[Dataset entries]
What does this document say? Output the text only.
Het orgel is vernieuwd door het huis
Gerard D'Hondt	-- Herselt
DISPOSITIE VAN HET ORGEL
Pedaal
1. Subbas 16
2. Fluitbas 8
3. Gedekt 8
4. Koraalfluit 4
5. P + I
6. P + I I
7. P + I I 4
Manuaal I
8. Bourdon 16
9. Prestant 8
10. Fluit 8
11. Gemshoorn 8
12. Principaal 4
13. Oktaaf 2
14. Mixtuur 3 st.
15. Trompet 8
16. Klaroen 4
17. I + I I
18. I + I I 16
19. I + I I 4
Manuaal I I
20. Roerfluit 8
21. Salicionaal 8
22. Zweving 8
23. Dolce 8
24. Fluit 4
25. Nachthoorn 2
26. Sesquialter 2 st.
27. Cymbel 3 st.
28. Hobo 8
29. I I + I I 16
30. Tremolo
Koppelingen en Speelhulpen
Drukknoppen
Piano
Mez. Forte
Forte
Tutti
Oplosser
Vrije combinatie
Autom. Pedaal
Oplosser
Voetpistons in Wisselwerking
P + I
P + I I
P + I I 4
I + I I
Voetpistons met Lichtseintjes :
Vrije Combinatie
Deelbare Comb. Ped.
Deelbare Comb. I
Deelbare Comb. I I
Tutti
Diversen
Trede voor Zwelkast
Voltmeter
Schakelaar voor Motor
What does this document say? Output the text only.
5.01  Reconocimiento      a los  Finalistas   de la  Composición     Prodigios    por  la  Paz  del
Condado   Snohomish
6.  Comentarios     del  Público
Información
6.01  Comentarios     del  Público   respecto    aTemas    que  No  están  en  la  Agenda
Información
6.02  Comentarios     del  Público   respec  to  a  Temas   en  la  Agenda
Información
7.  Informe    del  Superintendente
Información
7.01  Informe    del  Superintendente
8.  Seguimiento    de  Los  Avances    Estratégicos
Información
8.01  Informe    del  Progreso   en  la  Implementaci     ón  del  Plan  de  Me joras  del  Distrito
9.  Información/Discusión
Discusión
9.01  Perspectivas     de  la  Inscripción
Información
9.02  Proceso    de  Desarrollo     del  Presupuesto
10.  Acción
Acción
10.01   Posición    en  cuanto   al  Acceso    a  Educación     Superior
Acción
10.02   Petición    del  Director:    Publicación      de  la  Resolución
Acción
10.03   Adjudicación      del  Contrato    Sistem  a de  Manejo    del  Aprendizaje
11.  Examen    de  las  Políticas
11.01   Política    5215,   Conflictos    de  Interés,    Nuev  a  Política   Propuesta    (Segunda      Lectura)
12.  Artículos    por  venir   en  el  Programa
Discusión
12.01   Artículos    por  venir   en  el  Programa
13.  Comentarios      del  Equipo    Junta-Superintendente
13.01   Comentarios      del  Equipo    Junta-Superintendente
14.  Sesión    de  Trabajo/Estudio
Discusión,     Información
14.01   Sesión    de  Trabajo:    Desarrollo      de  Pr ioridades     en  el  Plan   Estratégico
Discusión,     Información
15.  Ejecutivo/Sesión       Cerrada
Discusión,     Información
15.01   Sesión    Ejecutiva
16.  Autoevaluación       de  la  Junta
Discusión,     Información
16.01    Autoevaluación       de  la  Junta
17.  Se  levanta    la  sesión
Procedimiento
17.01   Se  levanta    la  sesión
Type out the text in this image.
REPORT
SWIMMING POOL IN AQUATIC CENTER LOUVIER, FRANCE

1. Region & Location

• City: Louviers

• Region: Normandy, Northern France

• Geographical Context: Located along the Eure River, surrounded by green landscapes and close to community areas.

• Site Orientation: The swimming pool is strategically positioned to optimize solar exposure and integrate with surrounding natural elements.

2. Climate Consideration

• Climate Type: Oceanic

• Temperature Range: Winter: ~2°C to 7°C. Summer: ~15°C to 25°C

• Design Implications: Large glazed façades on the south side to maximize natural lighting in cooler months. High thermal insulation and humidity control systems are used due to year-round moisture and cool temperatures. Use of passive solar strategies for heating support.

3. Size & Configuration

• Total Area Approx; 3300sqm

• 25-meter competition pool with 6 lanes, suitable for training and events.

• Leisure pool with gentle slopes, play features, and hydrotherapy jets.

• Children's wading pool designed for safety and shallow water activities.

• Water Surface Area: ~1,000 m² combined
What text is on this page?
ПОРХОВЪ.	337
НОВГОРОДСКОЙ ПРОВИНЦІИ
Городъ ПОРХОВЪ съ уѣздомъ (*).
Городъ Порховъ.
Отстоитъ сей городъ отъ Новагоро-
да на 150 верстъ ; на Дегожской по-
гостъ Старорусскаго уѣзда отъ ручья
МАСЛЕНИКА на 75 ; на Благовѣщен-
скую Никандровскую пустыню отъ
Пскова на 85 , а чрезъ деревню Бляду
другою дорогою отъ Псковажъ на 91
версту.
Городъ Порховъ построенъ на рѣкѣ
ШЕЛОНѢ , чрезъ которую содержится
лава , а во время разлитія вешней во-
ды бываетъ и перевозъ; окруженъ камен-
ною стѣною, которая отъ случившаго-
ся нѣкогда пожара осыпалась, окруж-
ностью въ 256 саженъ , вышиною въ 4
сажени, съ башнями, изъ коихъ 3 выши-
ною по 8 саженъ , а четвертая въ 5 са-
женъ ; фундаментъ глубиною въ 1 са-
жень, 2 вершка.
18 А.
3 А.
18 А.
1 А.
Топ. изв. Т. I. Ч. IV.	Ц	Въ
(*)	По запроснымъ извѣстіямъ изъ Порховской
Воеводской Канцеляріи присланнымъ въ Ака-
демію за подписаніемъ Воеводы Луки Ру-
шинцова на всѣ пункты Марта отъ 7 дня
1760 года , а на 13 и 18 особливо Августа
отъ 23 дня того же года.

# Aim of the exercise
Copy out every line of the data that includes "Plan".

# Complete output
8.01  Informe    del  Progreso   en  la  Implementaci     ón  del  Plan  de  Me joras  del  Distrito
14.01   Sesión    de  Trabajo:    Desarrollo      de  Pr ioridades     en  el  Plan   Estratégico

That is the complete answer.